Your objective —
Where a line holds "screenshot", copy it.

# Start of Material

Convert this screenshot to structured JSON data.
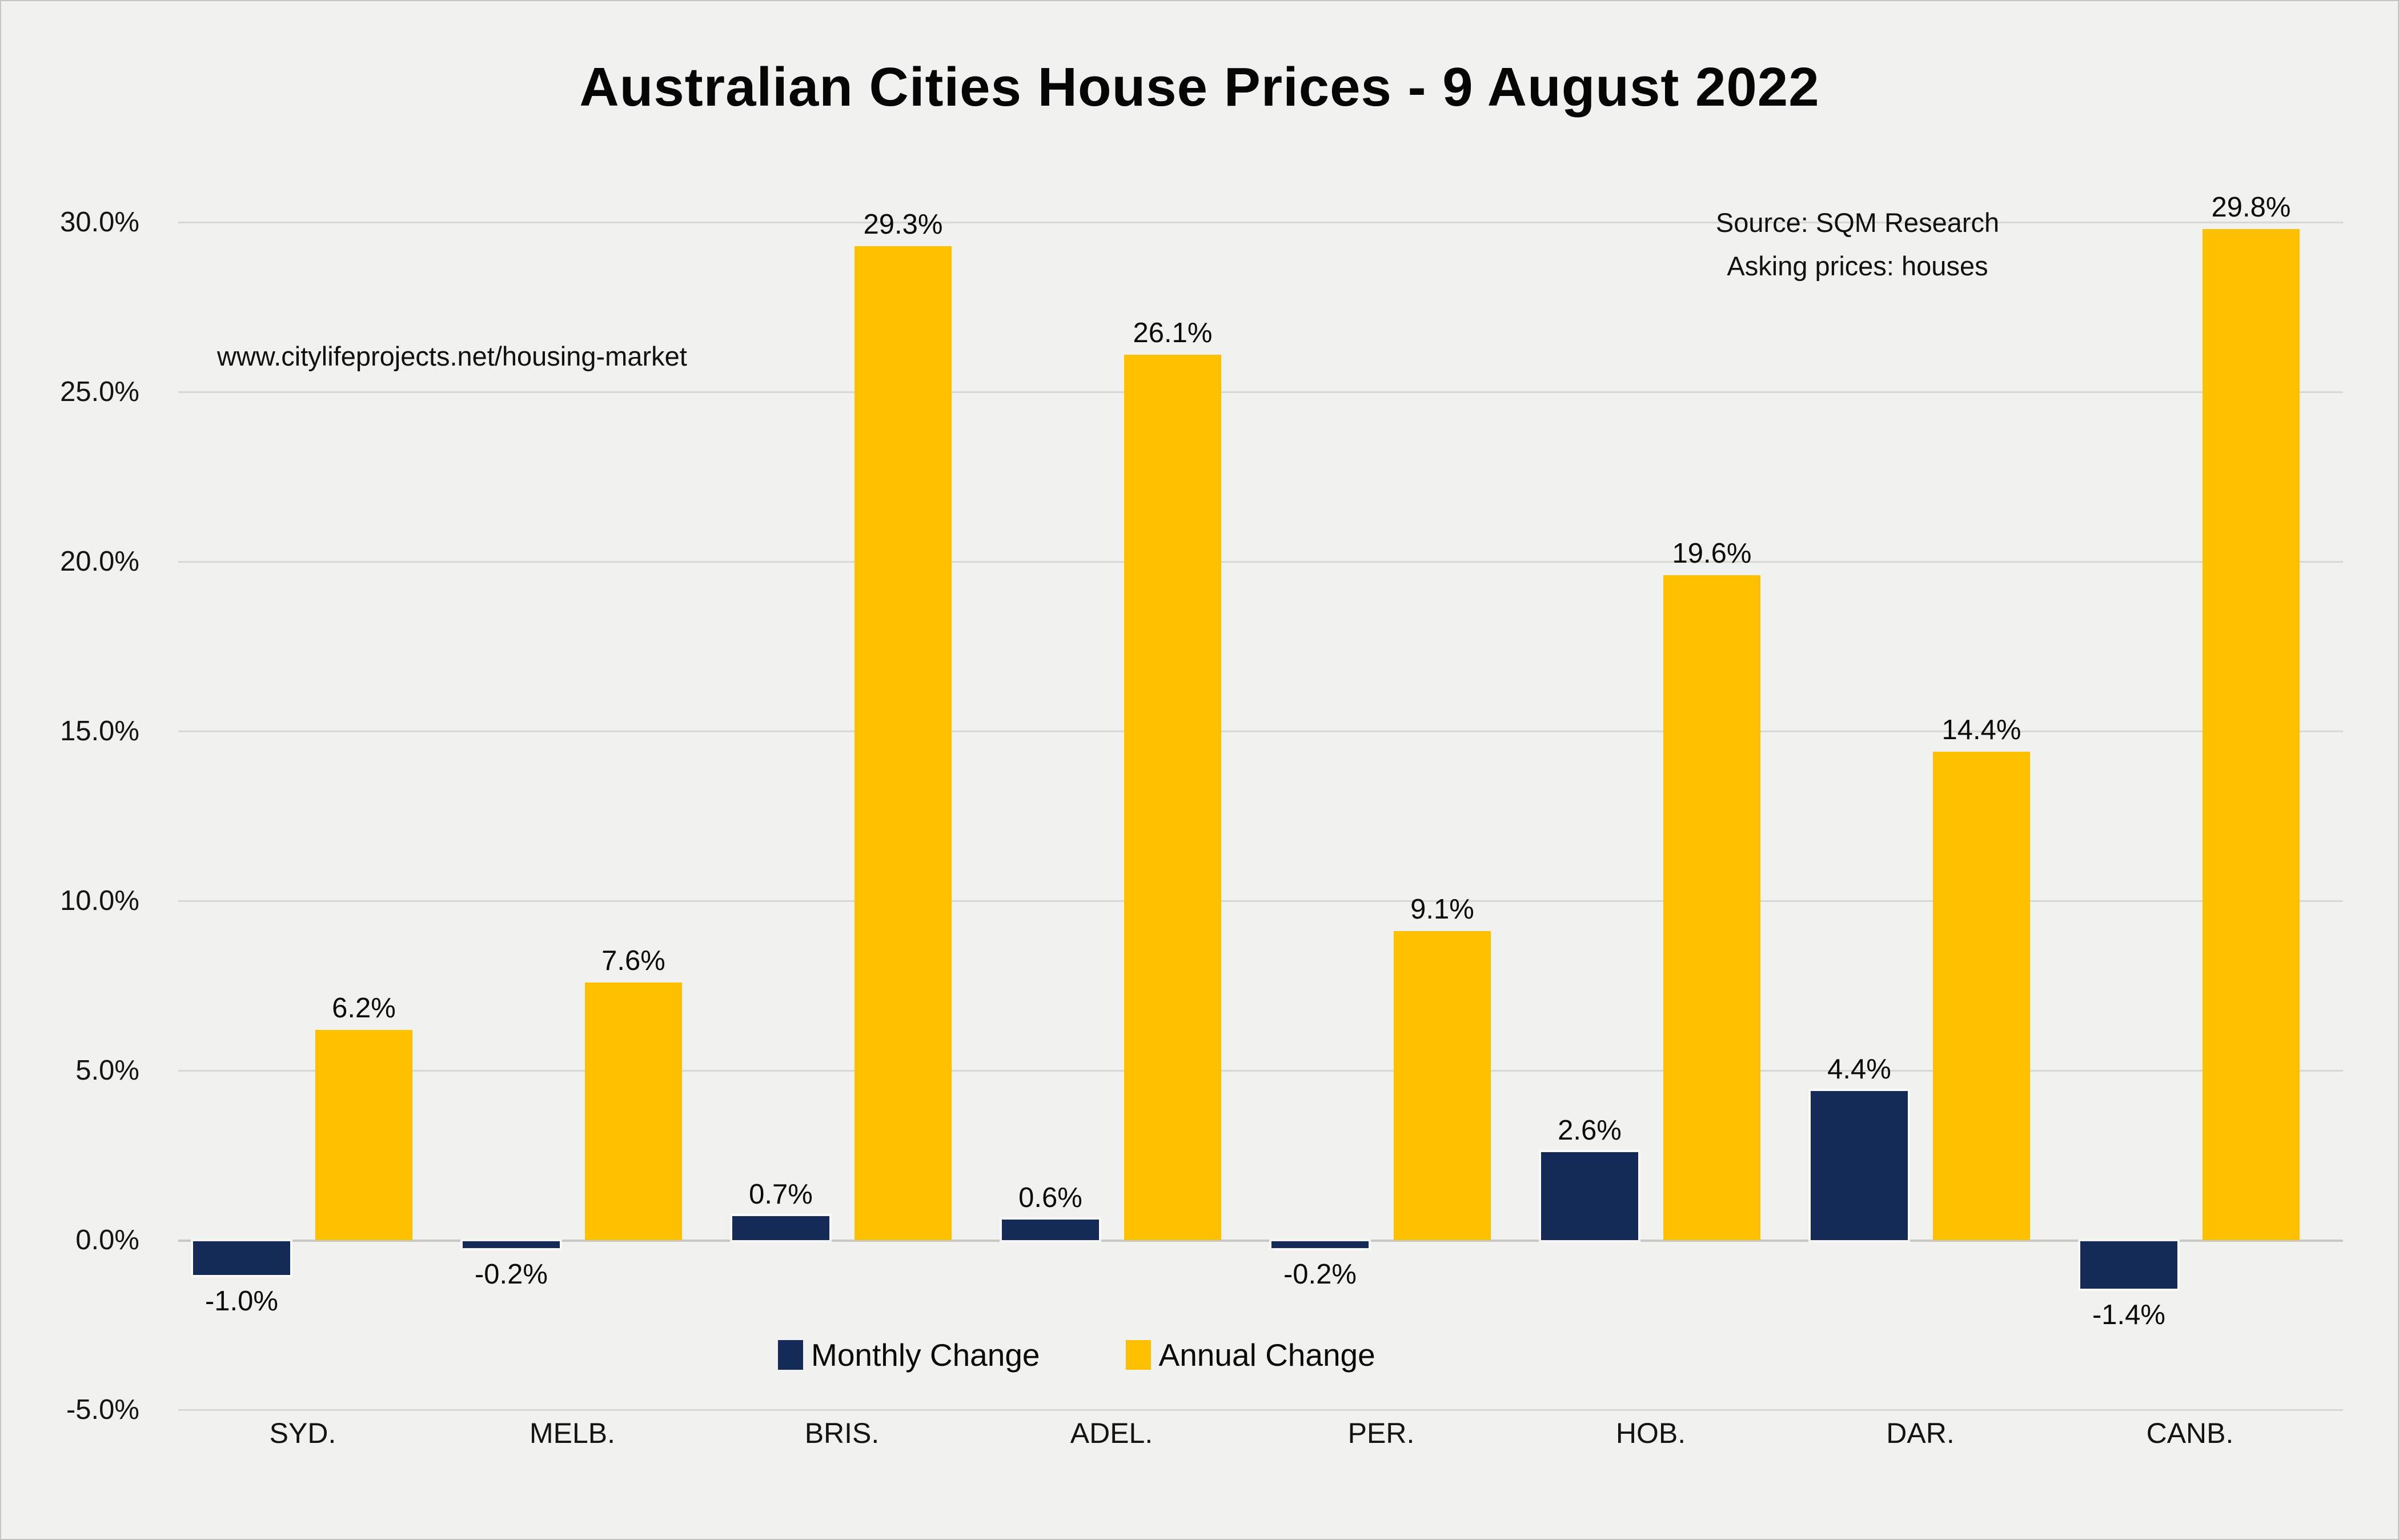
{
  "chart": {
    "title": "Australian Cities House Prices - 9 August 2022",
    "source_line1": "Source:  SQM Research",
    "source_line2": "Asking prices: houses",
    "watermark_url": "www.citylifeprojects.net/housing-market"
  },
  "chart_data": {
    "type": "bar",
    "title": "Australian Cities House Prices - 9 August 2022",
    "source": "Source: SQM Research | Asking prices: houses",
    "categories": [
      "SYD.",
      "MELB.",
      "BRIS.",
      "ADEL.",
      "PER.",
      "HOB.",
      "DAR.",
      "CANB."
    ],
    "series": [
      {
        "name": "Monthly Change",
        "color": "#142b57",
        "values": [
          -1.0,
          -0.2,
          0.7,
          0.6,
          -0.2,
          2.6,
          4.4,
          -1.4
        ],
        "labels": [
          "-1.0%",
          "-0.2%",
          "0.7%",
          "0.6%",
          "-0.2%",
          "2.6%",
          "4.4%",
          "-1.4%"
        ]
      },
      {
        "name": "Annual Change",
        "color": "#ffc000",
        "values": [
          6.2,
          7.6,
          29.3,
          26.1,
          9.1,
          19.6,
          14.4,
          29.8
        ],
        "labels": [
          "6.2%",
          "7.6%",
          "29.3%",
          "26.1%",
          "9.1%",
          "19.6%",
          "14.4%",
          "29.8%"
        ]
      }
    ],
    "xlabel": "",
    "ylabel": "",
    "ylim": [
      -5,
      31
    ],
    "yticks": [
      30,
      25,
      20,
      15,
      10,
      5,
      0,
      -5
    ],
    "ytick_labels": [
      "30.0%",
      "25.0%",
      "20.0%",
      "15.0%",
      "10.0%",
      "5.0%",
      "0.0%",
      "-5.0%"
    ],
    "grid": true,
    "legend_position": "bottom-inside"
  }
}
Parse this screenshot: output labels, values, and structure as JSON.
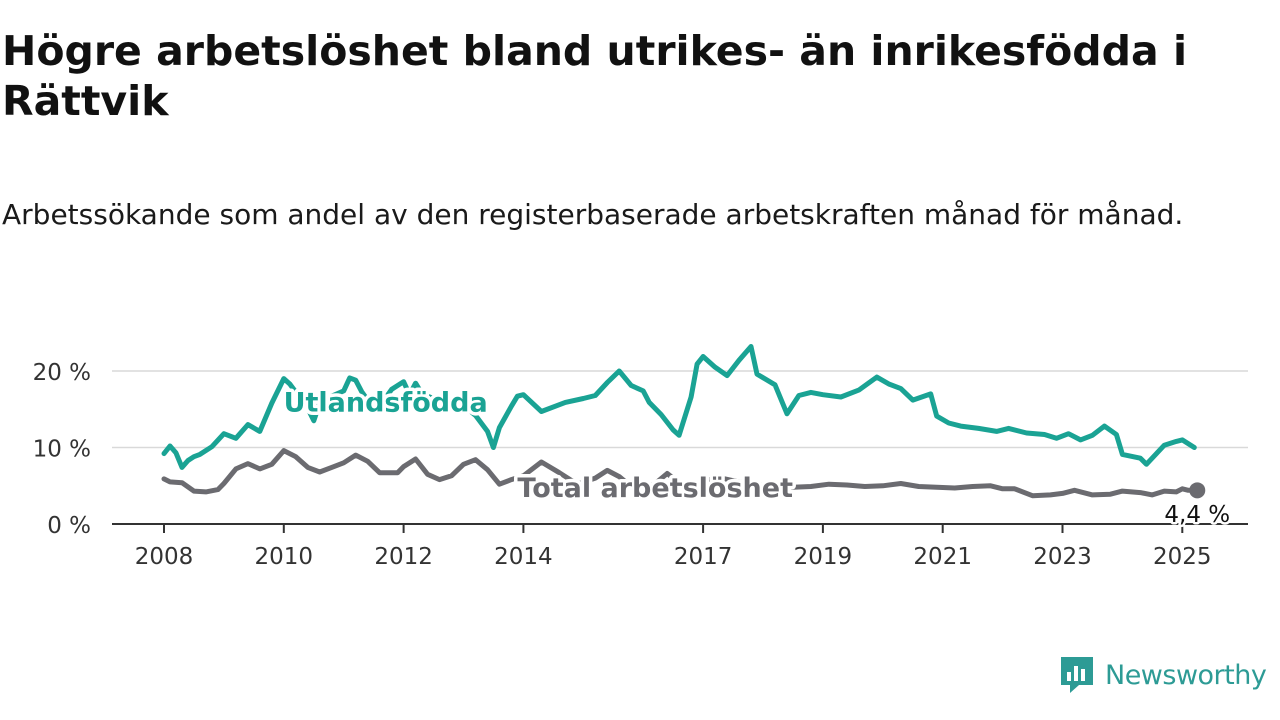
{
  "header": {
    "title": "Högre arbetslöshet bland utrikes- än inrikesfödda i Rättvik",
    "subtitle": "Arbetssökande som andel av den registerbaserade arbetskraften månad för månad."
  },
  "brand": {
    "name": "Newsworthy",
    "color": "#2d9b95",
    "icon": "newsworthy-logo-icon"
  },
  "chart_data": {
    "type": "line",
    "x_unit": "year",
    "ylim": [
      0,
      25
    ],
    "yticks": [
      0,
      10,
      20
    ],
    "ytick_labels": [
      "0 %",
      "10 %",
      "20 %"
    ],
    "xticks": [
      2008,
      2010,
      2012,
      2014,
      2017,
      2019,
      2021,
      2023,
      2025
    ],
    "xtick_labels": [
      "2008",
      "2010",
      "2012",
      "2014",
      "2017",
      "2019",
      "2021",
      "2023",
      "2025"
    ],
    "grid": true,
    "series": [
      {
        "name": "Utlandsfödda",
        "color": "#1aa394",
        "x": [
          2008.0,
          2008.1,
          2008.2,
          2008.3,
          2008.4,
          2008.5,
          2008.6,
          2008.8,
          2009.0,
          2009.2,
          2009.4,
          2009.6,
          2009.8,
          2009.9,
          2010.0,
          2010.1,
          2010.3,
          2010.4,
          2010.5,
          2010.6,
          2010.7,
          2010.8,
          2011.0,
          2011.1,
          2011.2,
          2011.3,
          2011.4,
          2011.6,
          2011.8,
          2012.0,
          2012.1,
          2012.2,
          2012.3,
          2012.4,
          2012.5,
          2012.8,
          2013.0,
          2013.2,
          2013.4,
          2013.5,
          2013.6,
          2013.8,
          2013.9,
          2014.0,
          2014.3,
          2014.7,
          2015.0,
          2015.2,
          2015.4,
          2015.6,
          2015.8,
          2016.0,
          2016.1,
          2016.3,
          2016.5,
          2016.6,
          2016.8,
          2016.9,
          2017.0,
          2017.2,
          2017.4,
          2017.6,
          2017.8,
          2017.9,
          2018.2,
          2018.4,
          2018.6,
          2018.8,
          2019.0,
          2019.3,
          2019.6,
          2019.9,
          2020.1,
          2020.3,
          2020.5,
          2020.8,
          2020.9,
          2021.1,
          2021.3,
          2021.6,
          2021.9,
          2022.1,
          2022.4,
          2022.7,
          2022.9,
          2023.1,
          2023.3,
          2023.5,
          2023.7,
          2023.9,
          2024.0,
          2024.3,
          2024.4,
          2024.7,
          2024.9,
          2025.0,
          2025.2
        ],
        "y": [
          9.2,
          10.2,
          9.3,
          7.4,
          8.3,
          8.8,
          9.1,
          10.1,
          11.8,
          11.2,
          13.0,
          12.1,
          15.8,
          17.4,
          19.0,
          18.3,
          16.2,
          15.1,
          13.5,
          15.8,
          15.0,
          16.7,
          17.4,
          19.1,
          18.8,
          17.3,
          16.2,
          15.4,
          17.6,
          18.6,
          16.9,
          18.4,
          17.1,
          16.7,
          16.4,
          15.6,
          15.5,
          14.2,
          12.1,
          10.0,
          12.6,
          15.4,
          16.7,
          16.9,
          14.7,
          15.9,
          16.4,
          16.8,
          18.5,
          20.0,
          18.1,
          17.4,
          15.9,
          14.3,
          12.3,
          11.6,
          16.6,
          20.9,
          21.9,
          20.5,
          19.4,
          21.4,
          23.2,
          19.6,
          18.2,
          14.4,
          16.8,
          17.2,
          16.9,
          16.6,
          17.5,
          19.2,
          18.3,
          17.7,
          16.2,
          17.0,
          14.1,
          13.2,
          12.8,
          12.5,
          12.1,
          12.5,
          11.9,
          11.7,
          11.2,
          11.8,
          11.0,
          11.6,
          12.8,
          11.7,
          9.1,
          8.6,
          7.8,
          10.3,
          10.8,
          11.0,
          10.0
        ]
      },
      {
        "name": "Total arbetslöshet",
        "color": "#6b6b70",
        "x": [
          2008.0,
          2008.1,
          2008.3,
          2008.5,
          2008.7,
          2008.9,
          2009.0,
          2009.2,
          2009.4,
          2009.6,
          2009.8,
          2010.0,
          2010.2,
          2010.4,
          2010.6,
          2010.8,
          2011.0,
          2011.2,
          2011.4,
          2011.6,
          2011.9,
          2012.0,
          2012.2,
          2012.4,
          2012.6,
          2012.8,
          2013.0,
          2013.2,
          2013.4,
          2013.6,
          2013.8,
          2014.0,
          2014.3,
          2014.6,
          2014.9,
          2015.2,
          2015.4,
          2015.6,
          2015.8,
          2016.0,
          2016.2,
          2016.4,
          2016.6,
          2016.8,
          2017.0,
          2017.3,
          2017.6,
          2017.9,
          2018.2,
          2018.5,
          2018.8,
          2019.1,
          2019.4,
          2019.7,
          2020.0,
          2020.3,
          2020.6,
          2020.9,
          2021.2,
          2021.5,
          2021.8,
          2022.0,
          2022.2,
          2022.5,
          2022.8,
          2023.0,
          2023.2,
          2023.5,
          2023.8,
          2024.0,
          2024.3,
          2024.5,
          2024.7,
          2024.9,
          2025.0,
          2025.1,
          2025.25
        ],
        "y": [
          5.9,
          5.5,
          5.4,
          4.3,
          4.2,
          4.5,
          5.3,
          7.2,
          7.9,
          7.2,
          7.8,
          9.6,
          8.8,
          7.4,
          6.8,
          7.4,
          8.0,
          9.0,
          8.2,
          6.7,
          6.7,
          7.5,
          8.5,
          6.5,
          5.8,
          6.3,
          7.8,
          8.4,
          7.1,
          5.2,
          5.8,
          6.3,
          8.1,
          6.7,
          5.2,
          6.0,
          7.0,
          6.2,
          4.9,
          4.6,
          5.3,
          6.6,
          5.4,
          4.0,
          5.7,
          6.0,
          5.5,
          5.1,
          5.0,
          4.8,
          4.9,
          5.2,
          5.1,
          4.9,
          5.0,
          5.3,
          4.9,
          4.8,
          4.7,
          4.9,
          5.0,
          4.6,
          4.6,
          3.7,
          3.8,
          4.0,
          4.4,
          3.8,
          3.9,
          4.3,
          4.1,
          3.8,
          4.3,
          4.2,
          4.6,
          4.4,
          4.4
        ]
      }
    ],
    "series_label_positions": [
      "2011.7,14.7",
      "2016.2,3.5"
    ],
    "end_label": "4,4 %"
  }
}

# End of Material

Solution below —
Convert this screenshot to structured JSON data.
Parse this screenshot: output labels, values, and structure as JSON.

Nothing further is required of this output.